GIVEN DATA:
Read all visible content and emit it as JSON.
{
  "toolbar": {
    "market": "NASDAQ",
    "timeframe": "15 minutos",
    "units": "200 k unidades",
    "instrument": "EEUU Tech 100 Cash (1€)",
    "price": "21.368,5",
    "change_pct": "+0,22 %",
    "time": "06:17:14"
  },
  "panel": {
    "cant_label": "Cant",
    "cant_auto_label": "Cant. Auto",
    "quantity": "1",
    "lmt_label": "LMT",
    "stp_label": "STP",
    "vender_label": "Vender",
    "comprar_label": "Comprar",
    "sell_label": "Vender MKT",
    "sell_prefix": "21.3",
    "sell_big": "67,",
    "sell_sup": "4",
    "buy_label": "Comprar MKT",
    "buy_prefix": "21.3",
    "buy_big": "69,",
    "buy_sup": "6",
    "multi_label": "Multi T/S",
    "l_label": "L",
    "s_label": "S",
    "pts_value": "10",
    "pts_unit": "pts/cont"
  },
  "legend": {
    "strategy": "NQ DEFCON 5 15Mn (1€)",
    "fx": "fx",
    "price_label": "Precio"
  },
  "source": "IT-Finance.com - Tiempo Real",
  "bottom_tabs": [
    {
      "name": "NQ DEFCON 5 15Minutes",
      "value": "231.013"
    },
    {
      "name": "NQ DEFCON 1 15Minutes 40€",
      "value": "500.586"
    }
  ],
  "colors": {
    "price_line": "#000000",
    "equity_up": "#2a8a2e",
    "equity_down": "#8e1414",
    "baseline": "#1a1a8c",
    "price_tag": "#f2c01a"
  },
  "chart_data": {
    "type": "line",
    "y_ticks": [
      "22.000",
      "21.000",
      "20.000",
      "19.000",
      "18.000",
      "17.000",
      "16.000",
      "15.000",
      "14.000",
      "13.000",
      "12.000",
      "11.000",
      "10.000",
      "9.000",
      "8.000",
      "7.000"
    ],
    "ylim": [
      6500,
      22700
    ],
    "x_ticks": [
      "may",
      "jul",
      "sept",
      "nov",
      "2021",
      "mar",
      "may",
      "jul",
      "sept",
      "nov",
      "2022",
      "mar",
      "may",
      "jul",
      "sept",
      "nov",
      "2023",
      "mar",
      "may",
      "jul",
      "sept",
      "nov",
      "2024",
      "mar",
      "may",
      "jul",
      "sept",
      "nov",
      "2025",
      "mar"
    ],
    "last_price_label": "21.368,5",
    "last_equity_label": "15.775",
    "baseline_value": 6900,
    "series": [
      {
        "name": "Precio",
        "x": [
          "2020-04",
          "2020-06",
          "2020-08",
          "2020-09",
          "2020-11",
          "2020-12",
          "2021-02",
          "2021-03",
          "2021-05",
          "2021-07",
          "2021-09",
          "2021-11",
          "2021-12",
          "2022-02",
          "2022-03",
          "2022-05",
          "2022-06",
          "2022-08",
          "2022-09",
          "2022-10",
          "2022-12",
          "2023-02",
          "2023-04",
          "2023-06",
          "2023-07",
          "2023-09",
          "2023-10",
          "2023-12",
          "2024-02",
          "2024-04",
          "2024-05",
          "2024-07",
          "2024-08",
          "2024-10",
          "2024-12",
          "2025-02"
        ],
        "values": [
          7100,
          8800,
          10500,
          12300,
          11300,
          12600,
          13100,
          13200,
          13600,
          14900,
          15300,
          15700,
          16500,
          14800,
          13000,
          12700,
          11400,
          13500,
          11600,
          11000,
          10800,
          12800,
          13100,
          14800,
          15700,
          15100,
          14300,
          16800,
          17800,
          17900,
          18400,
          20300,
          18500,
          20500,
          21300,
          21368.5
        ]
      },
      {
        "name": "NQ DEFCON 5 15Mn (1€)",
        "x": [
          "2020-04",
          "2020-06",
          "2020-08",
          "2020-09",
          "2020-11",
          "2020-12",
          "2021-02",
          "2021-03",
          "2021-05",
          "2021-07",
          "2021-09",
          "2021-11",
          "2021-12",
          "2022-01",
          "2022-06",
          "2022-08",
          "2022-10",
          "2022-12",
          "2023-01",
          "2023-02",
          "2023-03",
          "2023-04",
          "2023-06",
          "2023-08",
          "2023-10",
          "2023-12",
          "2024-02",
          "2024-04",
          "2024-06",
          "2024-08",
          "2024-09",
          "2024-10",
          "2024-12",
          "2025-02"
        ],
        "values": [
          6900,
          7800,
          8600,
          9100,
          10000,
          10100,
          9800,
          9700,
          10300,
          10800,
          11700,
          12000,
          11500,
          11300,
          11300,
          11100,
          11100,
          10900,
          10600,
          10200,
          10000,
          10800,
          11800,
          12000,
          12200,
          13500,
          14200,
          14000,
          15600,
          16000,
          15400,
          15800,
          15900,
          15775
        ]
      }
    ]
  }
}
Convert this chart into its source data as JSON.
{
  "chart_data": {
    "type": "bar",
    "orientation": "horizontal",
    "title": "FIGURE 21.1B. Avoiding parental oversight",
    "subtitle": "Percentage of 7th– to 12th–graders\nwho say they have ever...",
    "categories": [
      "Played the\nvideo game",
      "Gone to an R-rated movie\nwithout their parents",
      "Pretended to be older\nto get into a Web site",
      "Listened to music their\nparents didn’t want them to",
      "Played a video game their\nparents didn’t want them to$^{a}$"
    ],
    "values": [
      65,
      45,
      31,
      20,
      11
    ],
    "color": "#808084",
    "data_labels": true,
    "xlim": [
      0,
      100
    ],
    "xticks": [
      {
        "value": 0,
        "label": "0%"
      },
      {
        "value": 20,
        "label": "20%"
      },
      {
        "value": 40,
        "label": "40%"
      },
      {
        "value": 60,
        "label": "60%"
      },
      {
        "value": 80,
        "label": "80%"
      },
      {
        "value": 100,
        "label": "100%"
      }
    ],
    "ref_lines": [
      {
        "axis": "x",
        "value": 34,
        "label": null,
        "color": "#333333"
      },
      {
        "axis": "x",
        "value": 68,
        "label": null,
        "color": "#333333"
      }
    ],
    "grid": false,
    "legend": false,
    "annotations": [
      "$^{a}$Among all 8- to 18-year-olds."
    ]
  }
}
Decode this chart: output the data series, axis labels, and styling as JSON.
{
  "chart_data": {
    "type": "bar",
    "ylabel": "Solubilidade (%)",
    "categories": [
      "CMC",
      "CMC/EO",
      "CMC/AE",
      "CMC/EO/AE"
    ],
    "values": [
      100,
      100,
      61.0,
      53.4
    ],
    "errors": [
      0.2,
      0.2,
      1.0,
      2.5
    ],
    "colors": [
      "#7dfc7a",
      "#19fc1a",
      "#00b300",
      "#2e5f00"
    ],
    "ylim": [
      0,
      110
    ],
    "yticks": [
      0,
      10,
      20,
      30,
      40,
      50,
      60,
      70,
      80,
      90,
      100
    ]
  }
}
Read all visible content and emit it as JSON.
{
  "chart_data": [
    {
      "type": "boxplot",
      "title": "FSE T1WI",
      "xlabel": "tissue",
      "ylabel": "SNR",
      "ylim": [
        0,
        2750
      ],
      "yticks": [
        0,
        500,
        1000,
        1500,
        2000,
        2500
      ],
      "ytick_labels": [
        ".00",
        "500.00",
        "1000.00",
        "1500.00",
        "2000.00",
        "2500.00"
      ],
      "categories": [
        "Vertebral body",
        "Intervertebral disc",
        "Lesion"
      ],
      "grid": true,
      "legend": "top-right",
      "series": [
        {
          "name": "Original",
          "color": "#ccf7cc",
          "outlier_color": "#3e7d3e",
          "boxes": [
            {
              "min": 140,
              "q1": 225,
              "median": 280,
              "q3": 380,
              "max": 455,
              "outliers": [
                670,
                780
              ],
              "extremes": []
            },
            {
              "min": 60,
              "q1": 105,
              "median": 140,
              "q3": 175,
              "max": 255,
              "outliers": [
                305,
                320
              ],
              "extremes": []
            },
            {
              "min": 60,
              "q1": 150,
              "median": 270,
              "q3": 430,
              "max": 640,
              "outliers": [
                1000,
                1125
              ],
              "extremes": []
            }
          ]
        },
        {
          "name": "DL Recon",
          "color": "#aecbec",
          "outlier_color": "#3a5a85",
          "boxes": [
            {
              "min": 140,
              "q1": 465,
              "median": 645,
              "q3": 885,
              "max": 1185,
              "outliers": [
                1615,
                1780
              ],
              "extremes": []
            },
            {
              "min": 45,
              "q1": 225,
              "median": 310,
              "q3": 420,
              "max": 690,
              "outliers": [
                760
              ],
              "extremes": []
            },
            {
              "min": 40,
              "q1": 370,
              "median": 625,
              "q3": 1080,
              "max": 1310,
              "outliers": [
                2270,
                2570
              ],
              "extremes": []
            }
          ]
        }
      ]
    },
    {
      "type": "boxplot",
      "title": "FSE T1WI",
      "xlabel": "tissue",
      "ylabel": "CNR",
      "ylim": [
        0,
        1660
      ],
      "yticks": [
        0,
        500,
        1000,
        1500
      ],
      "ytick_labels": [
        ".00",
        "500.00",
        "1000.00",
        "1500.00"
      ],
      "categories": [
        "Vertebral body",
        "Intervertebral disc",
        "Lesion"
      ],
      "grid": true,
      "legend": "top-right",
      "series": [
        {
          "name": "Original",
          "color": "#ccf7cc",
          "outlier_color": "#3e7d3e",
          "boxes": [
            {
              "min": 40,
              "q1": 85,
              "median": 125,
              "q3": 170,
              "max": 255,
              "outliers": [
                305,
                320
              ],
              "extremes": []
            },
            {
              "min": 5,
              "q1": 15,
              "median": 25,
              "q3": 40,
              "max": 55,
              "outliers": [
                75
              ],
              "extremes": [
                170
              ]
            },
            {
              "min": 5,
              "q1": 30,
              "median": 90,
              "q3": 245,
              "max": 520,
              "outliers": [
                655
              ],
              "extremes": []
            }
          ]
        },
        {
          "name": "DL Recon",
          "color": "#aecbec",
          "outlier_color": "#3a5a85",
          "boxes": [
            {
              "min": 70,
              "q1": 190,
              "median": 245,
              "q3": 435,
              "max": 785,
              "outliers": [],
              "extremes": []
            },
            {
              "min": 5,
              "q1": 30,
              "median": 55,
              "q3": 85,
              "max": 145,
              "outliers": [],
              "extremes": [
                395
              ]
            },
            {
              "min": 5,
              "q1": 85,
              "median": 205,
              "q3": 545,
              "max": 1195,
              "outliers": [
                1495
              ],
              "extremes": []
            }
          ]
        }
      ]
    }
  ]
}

PROBLEM DETAILS: Pick every line with "into" in it and copy it.

SOLUTION FOR THIS TASK:
Convert this chart into its source data as JSON.
      "Pretended to be older\nto get into a Web site",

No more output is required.